INSTRUCTIONS FOR THE TASK = Reproduce the records below in full and exactly, without their images.

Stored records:
◆ ◆ ◆

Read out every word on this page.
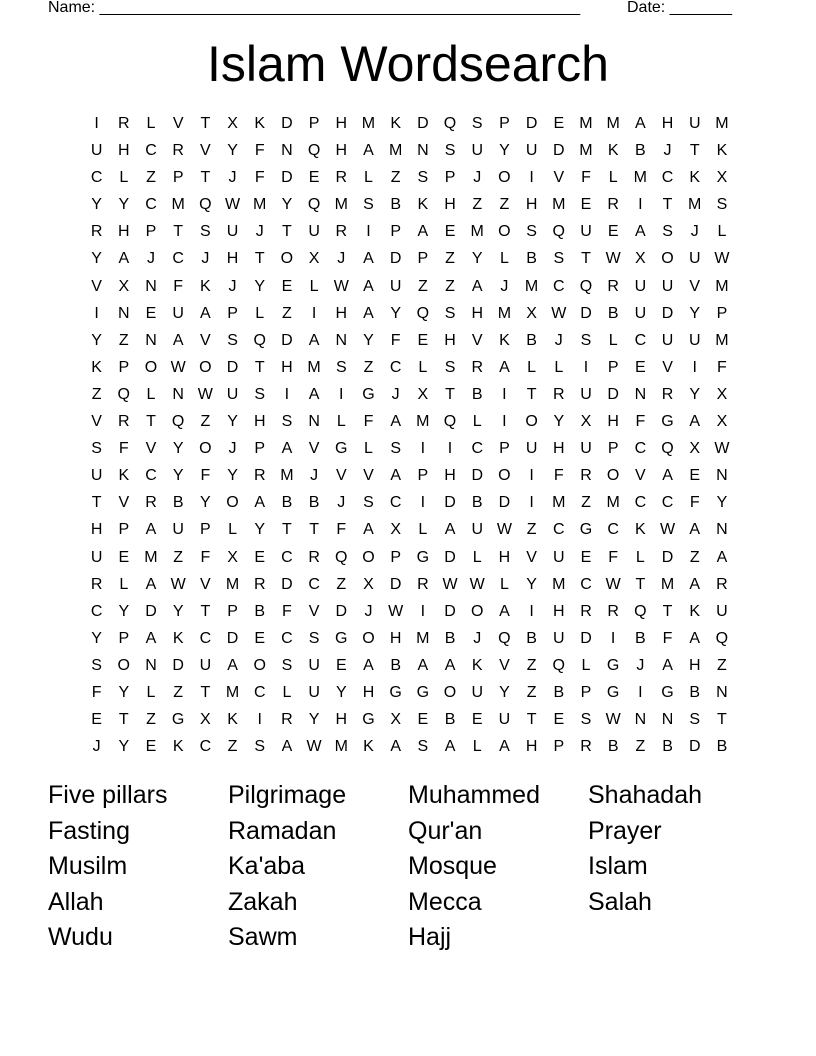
Name: ______________________________________________________	Date: _______
Islam Wordsearch
I	R	L	V	T	X	K	D	P	H M K	D Q S	P	D	E M M A	H U M
U H C R	V	Y	F	N Q H	A M N	S	U	Y	U D M K	B	J	T	K
C	L	Z	P	T	J	F	D	E	R	L	Z	S	P	J	O	I	V	F	L	M C	K	X
Y	Y	C M Q W M Y Q M S	B	K	H	Z	Z	H M E	R	I	T M S
R H	P	T	S	U	J	T	U R	I	P	A	E M O S Q U	E	A	S	J	L
Y	A	J	C	J	H	T	O X	J	A	D	P	Z	Y	L	B	S	T W X O U W
V	X	N	F	K	J	Y	E	L W A	U	Z	Z	A	J	M C Q R U U	V M
I	N	E	U	A	P	L	Z	I	H	A	Y Q S	H M X W D	B	U D	Y	P
Y	Z	N	A	V	S Q D	A	N	Y	F	E	H	V	K	B	J	S	L	C U U M
K	P O W O D	T	H M S	Z	C	L	S	R	A	L	L	I	P	E	V	I	F
Z	Q	L	N W U	S	I	A	I	G	J	X	T	B	I	T	R U D N R	Y	X
V	R	T	Q	Z	Y	H	S	N	L	F	A M Q	L	I	O Y	X	H	F	G A	X
S	F	V	Y O	J	P	A	V G	L	S	I	I	C	P	U H U	P	C Q X W
U	K	C	Y	F	Y	R M	J	V	V	A	P	H D O	I	F	R O V	A	E	N
T	V	R	B	Y O A	B	B	J	S	C	I	D	B	D	I	M Z M C C	F	Y
H	P	A	U	P	L	Y	T	T	F	A	X	L	A	U W Z	C G C	K W A	N
U	E M Z	F	X	E	C R Q O P G D	L	H	V	U	E	F	L	D	Z	A
R	L	A W V M R D C	Z	X	D R W W L	Y M C W T M A	R
C	Y	D	Y	T	P	B	F	V	D	J W	I	D O A	I	H R R Q	T	K	U
Y	P	A	K	C D	E	C	S G O H M B	J	Q B	U D	I	B	F	A Q
S O N D U	A O S	U	E	A	B	A	A	K	V	Z	Q	L	G	J	A	H	Z
F	Y	L	Z	T M C	L	U	Y	H G G O U	Y	Z	B	P G	I	G B	N
E	T	Z	G X	K	I	R	Y	H G X	E	B	E	U	T	E	S W N N	S	T
J	Y	E	K	C	Z	S	A W M K	A	S	A	L	A	H	P	R	B	Z	B	D	B
Five pillars	Pilgrimage	Muhammed	Shahadah
Fasting	Ramadan	Qur'an	Prayer
Musilm	Ka'aba	Mosque	Islam
Allah	Zakah	Mecca	Salah
Wudu	Sawm	Hajj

◆ ◆ ◆

THE OUTPUT =
Read out every word on this page.
Name: ______________________________________________________	Date: _______
Islam Wordsearch
I	R	L	V	T	X	K	D	P	H M K	D Q S	P	D	E M M A	H U M
U H C R	V	Y	F	N Q H	A M N	S	U	Y	U D M K	B	J	T	K
C	L	Z	P	T	J	F	D	E	R	L	Z	S	P	J	O	I	V	F	L	M C	K	X
Y	Y	C M Q W M Y Q M S	B	K	H	Z	Z	H M E	R	I	T M S
R H	P	T	S	U	J	T	U R	I	P	A	E M O S Q U	E	A	S	J	L
Y	A	J	C	J	H	T	O X	J	A	D	P	Z	Y	L	B	S	T W X O U W
V	X	N	F	K	J	Y	E	L W A	U	Z	Z	A	J	M C Q R U U	V M
I	N	E	U	A	P	L	Z	I	H	A	Y Q S	H M X W D	B	U D	Y	P
Y	Z	N	A	V	S Q D	A	N	Y	F	E	H	V	K	B	J	S	L	C U U M
K	P O W O D	T	H M S	Z	C	L	S	R	A	L	L	I	P	E	V	I	F
Z	Q	L	N W U	S	I	A	I	G	J	X	T	B	I	T	R U D N R	Y	X
V	R	T	Q	Z	Y	H	S	N	L	F	A M Q	L	I	O Y	X	H	F	G A	X
S	F	V	Y O	J	P	A	V G	L	S	I	I	C	P	U H U	P	C Q X W
U	K	C	Y	F	Y	R M	J	V	V	A	P	H D O	I	F	R O V	A	E	N
T	V	R	B	Y O A	B	B	J	S	C	I	D	B	D	I	M Z M C C	F	Y
H	P	A	U	P	L	Y	T	T	F	A	X	L	A	U W Z	C G C	K W A	N
U	E M Z	F	X	E	C R Q O P G D	L	H	V	U	E	F	L	D	Z	A
R	L	A W V M R D C	Z	X	D R W W L	Y M C W T M A	R
C	Y	D	Y	T	P	B	F	V	D	J W	I	D O A	I	H R R Q	T	K	U
Y	P	A	K	C D	E	C	S G O H M B	J	Q B	U D	I	B	F	A Q
S O N D U	A O S	U	E	A	B	A	A	K	V	Z	Q	L	G	J	A	H	Z
F	Y	L	Z	T M C	L	U	Y	H G G O U	Y	Z	B	P G	I	G B	N
E	T	Z	G X	K	I	R	Y	H G X	E	B	E	U	T	E	S W N N	S	T
J	Y	E	K	C	Z	S	A W M K	A	S	A	L	A	H	P	R	B	Z	B	D	B
Five pillars	Pilgrimage	Muhammed	Shahadah
Fasting	Ramadan	Qur'an	Prayer
Musilm	Ka'aba	Mosque	Islam
Allah	Zakah	Mecca	Salah
Wudu	Sawm	Hajj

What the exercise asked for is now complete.